▶ Records for processing
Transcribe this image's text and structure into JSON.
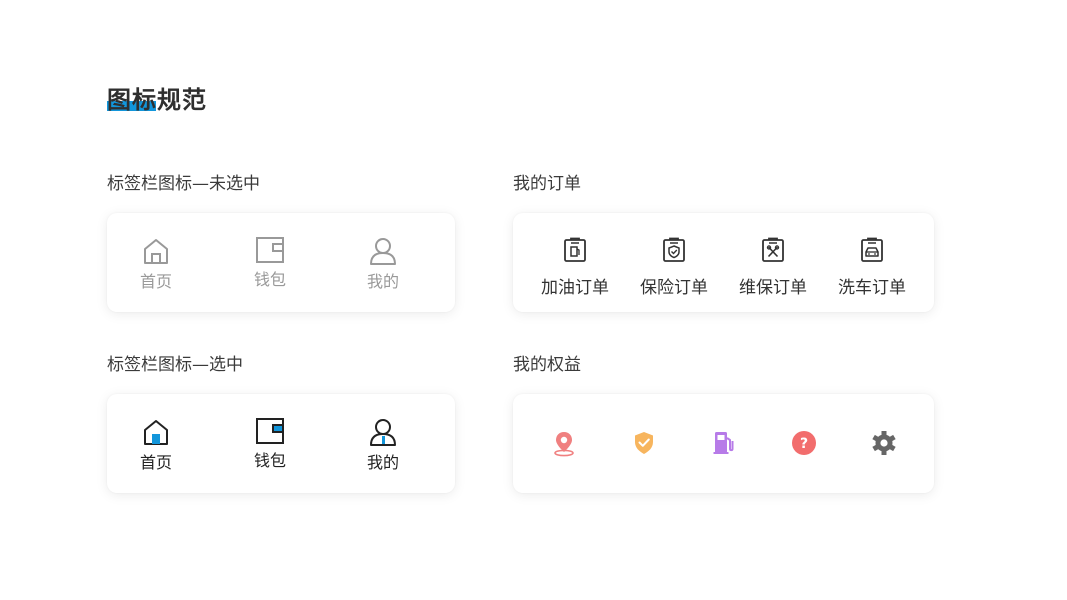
{
  "header": {
    "title": "图标规范"
  },
  "sections": {
    "tab_unselected": {
      "label": "标签栏图标—未选中",
      "items": [
        {
          "label": "首页",
          "icon": "home-icon"
        },
        {
          "label": "钱包",
          "icon": "wallet-icon"
        },
        {
          "label": "我的",
          "icon": "user-icon"
        }
      ],
      "color": "#999999"
    },
    "tab_selected": {
      "label": "标签栏图标—选中",
      "items": [
        {
          "label": "首页",
          "icon": "home-icon"
        },
        {
          "label": "钱包",
          "icon": "wallet-icon"
        },
        {
          "label": "我的",
          "icon": "user-icon"
        }
      ],
      "color": "#222222",
      "accent": "#1296db"
    },
    "my_orders": {
      "label": "我的订单",
      "items": [
        {
          "label": "加油订单",
          "icon": "fuel-order-icon"
        },
        {
          "label": "保险订单",
          "icon": "insurance-order-icon"
        },
        {
          "label": "维保订单",
          "icon": "maintenance-order-icon"
        },
        {
          "label": "洗车订单",
          "icon": "carwash-order-icon"
        }
      ]
    },
    "my_benefits": {
      "label": "我的权益",
      "items": [
        {
          "icon": "location-icon",
          "color": "#f08080"
        },
        {
          "icon": "shield-check-icon",
          "color": "#f7b55e"
        },
        {
          "icon": "gas-pump-icon",
          "color": "#b77be8"
        },
        {
          "icon": "help-icon",
          "color": "#f26d6d"
        },
        {
          "icon": "gear-icon",
          "color": "#666666"
        }
      ]
    }
  }
}
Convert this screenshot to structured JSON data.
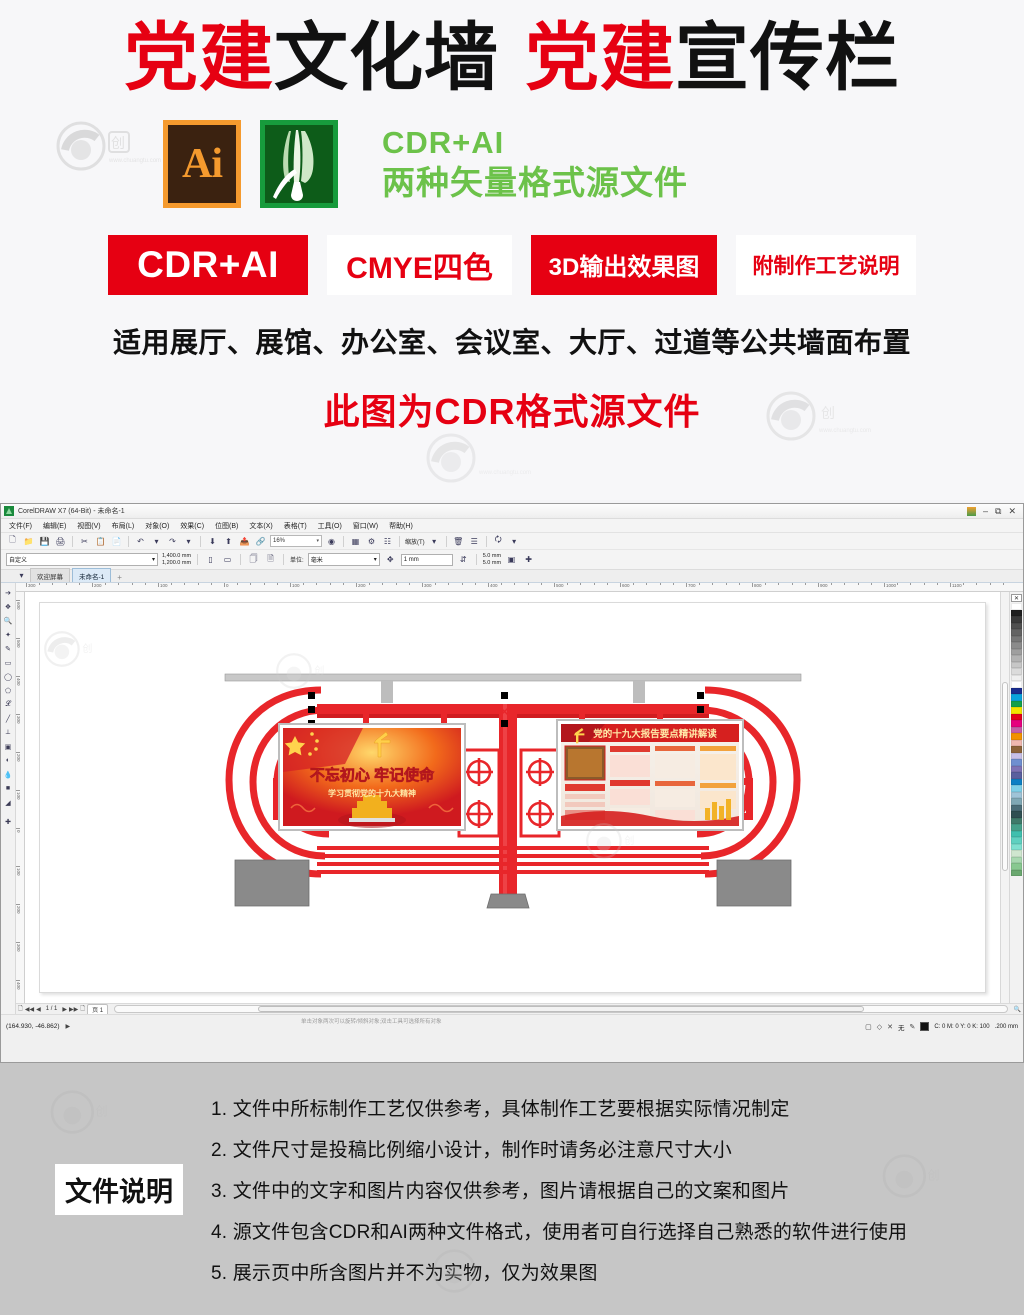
{
  "promo": {
    "title_parts": [
      {
        "text": "党建",
        "color": "red"
      },
      {
        "text": "文化墙",
        "color": "black"
      },
      {
        "text": "党建",
        "color": "red"
      },
      {
        "text": "宣传栏",
        "color": "black"
      }
    ],
    "ai_badge_label": "Ai",
    "cdr_badge_label": "CorelDRAW",
    "logo_line1": "CDR+AI",
    "logo_line2": "两种矢量格式源文件",
    "tags": [
      {
        "label": "CDR+AI",
        "style": "filled"
      },
      {
        "label": "CMYE四色",
        "style": "outline"
      },
      {
        "label": "3D输出效果图",
        "style": "filled"
      },
      {
        "label": "附制作工艺说明",
        "style": "outline"
      }
    ],
    "subline": "适用展厅、展馆、办公室、会议室、大厅、过道等公共墙面布置",
    "redline": "此图为CDR格式源文件",
    "colors": {
      "red": "#e60012",
      "green": "#6cc24a",
      "black": "#111111"
    }
  },
  "app": {
    "window_title": "CorelDRAW X7 (64-Bit) - 未命名-1",
    "window_controls": [
      "最小化",
      "还原",
      "关闭"
    ],
    "menus": [
      "文件(F)",
      "编辑(E)",
      "视图(V)",
      "布局(L)",
      "对象(O)",
      "效果(C)",
      "位图(B)",
      "文本(X)",
      "表格(T)",
      "工具(O)",
      "窗口(W)",
      "帮助(H)"
    ],
    "toolbar": {
      "buttons": [
        "新建",
        "打开",
        "保存",
        "打印",
        "剪切",
        "复制",
        "粘贴",
        "撤销",
        "重做",
        "导入",
        "导出",
        "发布为PDF",
        "启动",
        "应用程序"
      ],
      "zoom_level": "16%",
      "quality_label": "缩放(T)"
    },
    "propbar": {
      "page_preset": "自定义",
      "width": "1,400.0 mm",
      "height": "1,200.0 mm",
      "unit_label": "单位:",
      "unit_value": "毫米",
      "nudge": "1 mm",
      "bleed_h": "5.0 mm",
      "bleed_v": "5.0 mm"
    },
    "tabs": [
      {
        "label": "欢迎屏幕",
        "active": false
      },
      {
        "label": "未命名-1",
        "active": true
      }
    ],
    "toolbox": [
      "选择工具",
      "形状工具",
      "缩放工具",
      "手绘工具",
      "艺术笔工具",
      "矩形工具",
      "椭圆形工具",
      "多边形工具",
      "文本工具",
      "平行度量工具",
      "直线连接器",
      "阴影工具",
      "透明度工具",
      "颜色滴管",
      "交互式填充",
      "智能填充"
    ],
    "ruler_h_labels": [
      "300",
      "200",
      "100",
      "0",
      "100",
      "200",
      "300",
      "400",
      "500",
      "600",
      "700",
      "800",
      "900",
      "1000",
      "1100"
    ],
    "ruler_v_labels": [
      "600",
      "500",
      "400",
      "300",
      "200",
      "100",
      "0",
      "100",
      "200",
      "300",
      "400"
    ],
    "pagenav": {
      "page_indicator": "1 / 1",
      "page_tab": "页 1"
    },
    "statusbar": {
      "coordinates": "(164.930, -46.862)",
      "hint": "单击对象两次可以旋转/倾斜对象;双击工具可选择所有对象",
      "fill_none": "无",
      "outline_color": "C: 0 M: 0 Y: 0 K: 100",
      "outline_width": ".200 mm"
    },
    "palette_colors": [
      "#ffffff",
      "#1f1f1f",
      "#3a3a3a",
      "#4f4f4f",
      "#636363",
      "#777777",
      "#8b8b8b",
      "#9f9f9f",
      "#b3b3b3",
      "#c7c7c7",
      "#dbdbdb",
      "#efefef",
      "#ffffff",
      "#1a2d8f",
      "#0aa3dd",
      "#12a04a",
      "#f2e400",
      "#e3001b",
      "#e6007e",
      "#c45fa8",
      "#f29100",
      "#f0b8b0",
      "#8c6239",
      "#c8bfe7",
      "#6f8fd0",
      "#7e72b5",
      "#5a5f9e",
      "#0d7fc4",
      "#7fd0e8",
      "#9fc4d8",
      "#7fa8b5",
      "#4a6d78",
      "#2f4f52",
      "#3f7a6a",
      "#46a08a",
      "#3fbfae",
      "#5fd0c0",
      "#7fe0d0",
      "#cfe6cf",
      "#a8d8b0",
      "#88c890",
      "#6aa86f"
    ],
    "artwork": {
      "left_board_title": "不忘初心  牢记使命",
      "left_board_subtitle": "学习贯彻党的十九大精神",
      "right_board_title": "党的十九大报告要点精讲解读",
      "frame_color": "#e8262a",
      "base_color": "#808080"
    }
  },
  "footer": {
    "label": "文件说明",
    "items": [
      "1. 文件中所标制作工艺仅供参考，具体制作工艺要根据实际情况制定",
      "2. 文件尺寸是投稿比例缩小设计，制作时请务必注意尺寸大小",
      "3. 文件中的文字和图片内容仅供参考，图片请根据自己的文案和图片",
      "4. 源文件包含CDR和AI两种文件格式，使用者可自行选择自己熟悉的软件进行使用",
      "5. 展示页中所含图片并不为实物，仅为效果图"
    ]
  },
  "watermark": {
    "text": "创图网",
    "url": "www.chuangtu.com"
  }
}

▶ What you need to do
Leave out the pictures and copy every record above exactly.

▶ Answer below
Transcribe this image's text and structure into JSON.
{
  "header": {
    "title": "图标规范"
  },
  "sections": {
    "tab_unselected": {
      "label": "标签栏图标—未选中",
      "items": [
        {
          "label": "首页",
          "icon": "home-icon"
        },
        {
          "label": "钱包",
          "icon": "wallet-icon"
        },
        {
          "label": "我的",
          "icon": "user-icon"
        }
      ],
      "color": "#999999"
    },
    "tab_selected": {
      "label": "标签栏图标—选中",
      "items": [
        {
          "label": "首页",
          "icon": "home-icon"
        },
        {
          "label": "钱包",
          "icon": "wallet-icon"
        },
        {
          "label": "我的",
          "icon": "user-icon"
        }
      ],
      "color": "#222222",
      "accent": "#1296db"
    },
    "my_orders": {
      "label": "我的订单",
      "items": [
        {
          "label": "加油订单",
          "icon": "fuel-order-icon"
        },
        {
          "label": "保险订单",
          "icon": "insurance-order-icon"
        },
        {
          "label": "维保订单",
          "icon": "maintenance-order-icon"
        },
        {
          "label": "洗车订单",
          "icon": "carwash-order-icon"
        }
      ]
    },
    "my_benefits": {
      "label": "我的权益",
      "items": [
        {
          "icon": "location-icon",
          "color": "#f08080"
        },
        {
          "icon": "shield-check-icon",
          "color": "#f7b55e"
        },
        {
          "icon": "gas-pump-icon",
          "color": "#b77be8"
        },
        {
          "icon": "help-icon",
          "color": "#f26d6d"
        },
        {
          "icon": "gear-icon",
          "color": "#666666"
        }
      ]
    }
  }
}
Convert this screenshot to structured JSON data.
{
  "promo": {
    "title_parts": [
      {
        "text": "党建",
        "color": "red"
      },
      {
        "text": "文化墙",
        "color": "black"
      },
      {
        "text": "党建",
        "color": "red"
      },
      {
        "text": "宣传栏",
        "color": "black"
      }
    ],
    "ai_badge_label": "Ai",
    "cdr_badge_label": "CorelDRAW",
    "logo_line1": "CDR+AI",
    "logo_line2": "两种矢量格式源文件",
    "tags": [
      {
        "label": "CDR+AI",
        "style": "filled"
      },
      {
        "label": "CMYE四色",
        "style": "outline"
      },
      {
        "label": "3D输出效果图",
        "style": "filled"
      },
      {
        "label": "附制作工艺说明",
        "style": "outline"
      }
    ],
    "subline": "适用展厅、展馆、办公室、会议室、大厅、过道等公共墙面布置",
    "redline": "此图为CDR格式源文件",
    "colors": {
      "red": "#e60012",
      "green": "#6cc24a",
      "black": "#111111"
    }
  },
  "app": {
    "window_title": "CorelDRAW X7 (64-Bit) - 未命名-1",
    "window_controls": [
      "最小化",
      "还原",
      "关闭"
    ],
    "menus": [
      "文件(F)",
      "编辑(E)",
      "视图(V)",
      "布局(L)",
      "对象(O)",
      "效果(C)",
      "位图(B)",
      "文本(X)",
      "表格(T)",
      "工具(O)",
      "窗口(W)",
      "帮助(H)"
    ],
    "toolbar": {
      "buttons": [
        "新建",
        "打开",
        "保存",
        "打印",
        "剪切",
        "复制",
        "粘贴",
        "撤销",
        "重做",
        "导入",
        "导出",
        "发布为PDF",
        "启动",
        "应用程序"
      ],
      "zoom_level": "16%",
      "quality_label": "缩放(T)"
    },
    "propbar": {
      "page_preset": "自定义",
      "width": "1,400.0 mm",
      "height": "1,200.0 mm",
      "unit_label": "单位:",
      "unit_value": "毫米",
      "nudge": "1 mm",
      "bleed_h": "5.0 mm",
      "bleed_v": "5.0 mm"
    },
    "tabs": [
      {
        "label": "欢迎屏幕",
        "active": false
      },
      {
        "label": "未命名-1",
        "active": true
      }
    ],
    "toolbox": [
      "选择工具",
      "形状工具",
      "缩放工具",
      "手绘工具",
      "艺术笔工具",
      "矩形工具",
      "椭圆形工具",
      "多边形工具",
      "文本工具",
      "平行度量工具",
      "直线连接器",
      "阴影工具",
      "透明度工具",
      "颜色滴管",
      "交互式填充",
      "智能填充"
    ],
    "ruler_h_labels": [
      "300",
      "200",
      "100",
      "0",
      "100",
      "200",
      "300",
      "400",
      "500",
      "600",
      "700",
      "800",
      "900",
      "1000",
      "1100"
    ],
    "ruler_v_labels": [
      "600",
      "500",
      "400",
      "300",
      "200",
      "100",
      "0",
      "100",
      "200",
      "300",
      "400"
    ],
    "pagenav": {
      "page_indicator": "1 / 1",
      "page_tab": "页 1"
    },
    "statusbar": {
      "coordinates": "(164.930, -46.862)",
      "hint": "单击对象两次可以旋转/倾斜对象;双击工具可选择所有对象",
      "fill_none": "无",
      "outline_color": "C: 0 M: 0 Y: 0 K: 100",
      "outline_width": ".200 mm"
    },
    "palette_colors": [
      "#ffffff",
      "#1f1f1f",
      "#3a3a3a",
      "#4f4f4f",
      "#636363",
      "#777777",
      "#8b8b8b",
      "#9f9f9f",
      "#b3b3b3",
      "#c7c7c7",
      "#dbdbdb",
      "#efefef",
      "#ffffff",
      "#1a2d8f",
      "#0aa3dd",
      "#12a04a",
      "#f2e400",
      "#e3001b",
      "#e6007e",
      "#c45fa8",
      "#f29100",
      "#f0b8b0",
      "#8c6239",
      "#c8bfe7",
      "#6f8fd0",
      "#7e72b5",
      "#5a5f9e",
      "#0d7fc4",
      "#7fd0e8",
      "#9fc4d8",
      "#7fa8b5",
      "#4a6d78",
      "#2f4f52",
      "#3f7a6a",
      "#46a08a",
      "#3fbfae",
      "#5fd0c0",
      "#7fe0d0",
      "#cfe6cf",
      "#a8d8b0",
      "#88c890",
      "#6aa86f"
    ],
    "artwork": {
      "left_board_title": "不忘初心  牢记使命",
      "left_board_subtitle": "学习贯彻党的十九大精神",
      "right_board_title": "党的十九大报告要点精讲解读",
      "frame_color": "#e8262a",
      "base_color": "#808080"
    }
  },
  "footer": {
    "label": "文件说明",
    "items": [
      "1. 文件中所标制作工艺仅供参考，具体制作工艺要根据实际情况制定",
      "2. 文件尺寸是投稿比例缩小设计，制作时请务必注意尺寸大小",
      "3. 文件中的文字和图片内容仅供参考，图片请根据自己的文案和图片",
      "4. 源文件包含CDR和AI两种文件格式，使用者可自行选择自己熟悉的软件进行使用",
      "5. 展示页中所含图片并不为实物，仅为效果图"
    ]
  },
  "watermark": {
    "text": "创图网",
    "url": "www.chuangtu.com"
  }
}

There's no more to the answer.